Text provided:
Tokyo Olympics declared open

In an opening ceremony that was equal parts surreal and sensational, the Tokyo Olympic Games were officially declared open on Friday (Jul 23).
And in front of a largely empty 68,000-seater stadium, due to coronavirus restrictions, a large swathe of athletes were not present in a scaled down ceremony.
Still, a total of about 6,000 competitors and team officials, 900 Games stakeholders and guests of honour, and 3,500 members of the media were present, organisers said.
In an Olympic first, spectators had been barred from attending the ceremony as part of COVID-19 preventive measures.
And apart from sections of the stadium occupied by members of the media and various dignitaries such as US First Lady Jill Biden and French President Emmanuel Macron, the lights, sounds and sights echoed off empty seats.
Yet prior to the ceremony, there was an undeniable buzz on nearby streets as crowds gathered to snap photos and catch a glimpse of proceedings.

Required action A:
According to the article on the Tokyo Olympics opening ceremony, how many members of the media were present?
Required action B:
Continue the article on the Tokyo Olympics opening ceremony from its last sentence.

Given information:

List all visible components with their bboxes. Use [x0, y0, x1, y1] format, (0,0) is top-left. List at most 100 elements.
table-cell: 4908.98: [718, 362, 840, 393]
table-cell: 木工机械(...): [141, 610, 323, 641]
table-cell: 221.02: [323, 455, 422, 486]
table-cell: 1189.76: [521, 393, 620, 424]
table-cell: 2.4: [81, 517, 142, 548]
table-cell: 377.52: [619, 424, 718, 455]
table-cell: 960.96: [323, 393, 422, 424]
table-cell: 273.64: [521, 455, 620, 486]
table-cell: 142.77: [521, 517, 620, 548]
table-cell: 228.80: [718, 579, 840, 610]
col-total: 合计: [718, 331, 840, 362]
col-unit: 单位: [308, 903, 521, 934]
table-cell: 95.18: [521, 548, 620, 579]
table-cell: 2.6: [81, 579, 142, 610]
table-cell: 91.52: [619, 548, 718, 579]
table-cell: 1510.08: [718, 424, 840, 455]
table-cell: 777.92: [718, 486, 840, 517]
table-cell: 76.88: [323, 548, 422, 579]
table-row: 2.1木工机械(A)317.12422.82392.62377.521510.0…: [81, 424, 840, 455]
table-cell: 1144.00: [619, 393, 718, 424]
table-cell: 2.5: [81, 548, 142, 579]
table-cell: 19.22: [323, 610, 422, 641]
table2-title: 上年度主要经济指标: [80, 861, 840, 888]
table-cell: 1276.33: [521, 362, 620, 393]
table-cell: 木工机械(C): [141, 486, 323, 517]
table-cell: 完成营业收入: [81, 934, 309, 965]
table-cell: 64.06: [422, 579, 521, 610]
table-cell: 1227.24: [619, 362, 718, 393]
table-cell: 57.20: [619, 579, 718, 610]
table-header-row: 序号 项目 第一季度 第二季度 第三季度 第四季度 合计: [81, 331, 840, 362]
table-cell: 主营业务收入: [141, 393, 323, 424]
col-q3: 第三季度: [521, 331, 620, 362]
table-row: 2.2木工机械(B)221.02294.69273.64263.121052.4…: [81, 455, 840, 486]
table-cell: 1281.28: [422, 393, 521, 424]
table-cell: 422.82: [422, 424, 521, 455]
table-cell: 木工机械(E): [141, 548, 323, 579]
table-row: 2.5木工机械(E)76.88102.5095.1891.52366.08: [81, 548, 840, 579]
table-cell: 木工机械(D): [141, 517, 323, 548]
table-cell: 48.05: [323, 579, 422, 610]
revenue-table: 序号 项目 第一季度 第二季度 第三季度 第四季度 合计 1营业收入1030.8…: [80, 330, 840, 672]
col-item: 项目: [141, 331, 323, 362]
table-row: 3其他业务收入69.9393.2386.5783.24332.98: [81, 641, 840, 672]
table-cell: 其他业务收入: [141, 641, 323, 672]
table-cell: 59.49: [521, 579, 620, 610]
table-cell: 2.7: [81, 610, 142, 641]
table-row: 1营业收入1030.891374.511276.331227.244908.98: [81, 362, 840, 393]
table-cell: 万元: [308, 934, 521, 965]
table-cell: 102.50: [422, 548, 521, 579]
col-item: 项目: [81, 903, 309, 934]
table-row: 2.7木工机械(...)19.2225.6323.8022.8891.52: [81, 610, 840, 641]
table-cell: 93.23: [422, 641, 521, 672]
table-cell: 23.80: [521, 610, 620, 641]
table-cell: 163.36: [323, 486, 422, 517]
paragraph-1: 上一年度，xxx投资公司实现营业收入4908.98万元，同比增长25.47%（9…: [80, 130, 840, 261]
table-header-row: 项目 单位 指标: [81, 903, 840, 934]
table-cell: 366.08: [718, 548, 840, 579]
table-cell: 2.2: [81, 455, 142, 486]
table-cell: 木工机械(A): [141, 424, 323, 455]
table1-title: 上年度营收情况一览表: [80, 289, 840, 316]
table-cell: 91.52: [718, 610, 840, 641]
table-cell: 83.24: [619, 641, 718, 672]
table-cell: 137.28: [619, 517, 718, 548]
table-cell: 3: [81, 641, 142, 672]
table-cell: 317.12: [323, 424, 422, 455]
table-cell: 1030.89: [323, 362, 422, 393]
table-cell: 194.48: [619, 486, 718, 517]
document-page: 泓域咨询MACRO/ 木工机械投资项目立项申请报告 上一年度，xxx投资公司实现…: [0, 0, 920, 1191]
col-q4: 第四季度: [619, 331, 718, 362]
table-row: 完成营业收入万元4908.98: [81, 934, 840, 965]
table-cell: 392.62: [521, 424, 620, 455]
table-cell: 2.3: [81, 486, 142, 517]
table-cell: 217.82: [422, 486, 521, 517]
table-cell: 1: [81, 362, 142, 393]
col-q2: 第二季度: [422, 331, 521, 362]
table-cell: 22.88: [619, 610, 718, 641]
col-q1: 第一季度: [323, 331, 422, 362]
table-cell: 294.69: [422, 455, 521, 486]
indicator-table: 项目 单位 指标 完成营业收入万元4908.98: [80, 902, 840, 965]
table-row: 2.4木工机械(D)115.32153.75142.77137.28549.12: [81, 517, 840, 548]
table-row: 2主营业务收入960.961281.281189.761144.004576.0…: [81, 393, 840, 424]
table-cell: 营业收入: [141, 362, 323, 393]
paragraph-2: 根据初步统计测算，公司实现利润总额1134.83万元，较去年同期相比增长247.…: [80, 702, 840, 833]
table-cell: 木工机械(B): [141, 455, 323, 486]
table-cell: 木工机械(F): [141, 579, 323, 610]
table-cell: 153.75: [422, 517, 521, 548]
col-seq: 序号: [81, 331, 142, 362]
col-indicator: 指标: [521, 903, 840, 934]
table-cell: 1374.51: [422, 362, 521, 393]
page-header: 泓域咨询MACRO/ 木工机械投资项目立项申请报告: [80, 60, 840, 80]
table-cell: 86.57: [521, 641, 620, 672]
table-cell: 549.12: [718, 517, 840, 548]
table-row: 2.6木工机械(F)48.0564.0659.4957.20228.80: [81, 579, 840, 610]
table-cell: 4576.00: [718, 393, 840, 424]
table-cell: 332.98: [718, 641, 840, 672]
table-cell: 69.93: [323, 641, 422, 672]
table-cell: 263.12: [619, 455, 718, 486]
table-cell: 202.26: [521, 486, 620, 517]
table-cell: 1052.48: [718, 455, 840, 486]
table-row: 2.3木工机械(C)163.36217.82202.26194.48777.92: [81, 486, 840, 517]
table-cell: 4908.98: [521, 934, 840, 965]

Expected output A:
3,500

Expected output B:
Held amid a state of emergency in Tokyo, the Olympic Games has been postponed for a year due to COVID-19. And after the postponement, the event has been mired in controversy, coronavirus concerns and a cold reception from some of the Japanese public.
Despite the rows of empty seats, the ceremony still had some of the flair and colour that have traditionally marked the opening of the Olympics.
The ceremony began with a series of videos - one featuring shapes which morphed into the National Stadium and a second depicting the sequence of events from when Tokyo was awarded the Games to the events of the coronavirus pandemic.
This was followed by a series of colourful fireworks peppering the night sky.
After the introduction of Japanese Emperor Naruhito and IOC President Thomas Bach, the Japanese flag was carried into the stadium on the shoulders of various flag bearers before it was hoisted.
Singing the national anthem was pop star Misia, whose powerful vocals drew those present into stirring applause.
Then came a traditional Japanese performance featuring local history, before giant wooden rings - made of wood taken from trees planted by athletes of the Olympic Games of Tokyo 1964 - were carried in and transformed into the Olympic symbol.
Next, the parade of nations, where athletes marched in to the various tunes of popular Japanese video games.
A stunning drone show above the stadium then drew gasps and applause from the crowd.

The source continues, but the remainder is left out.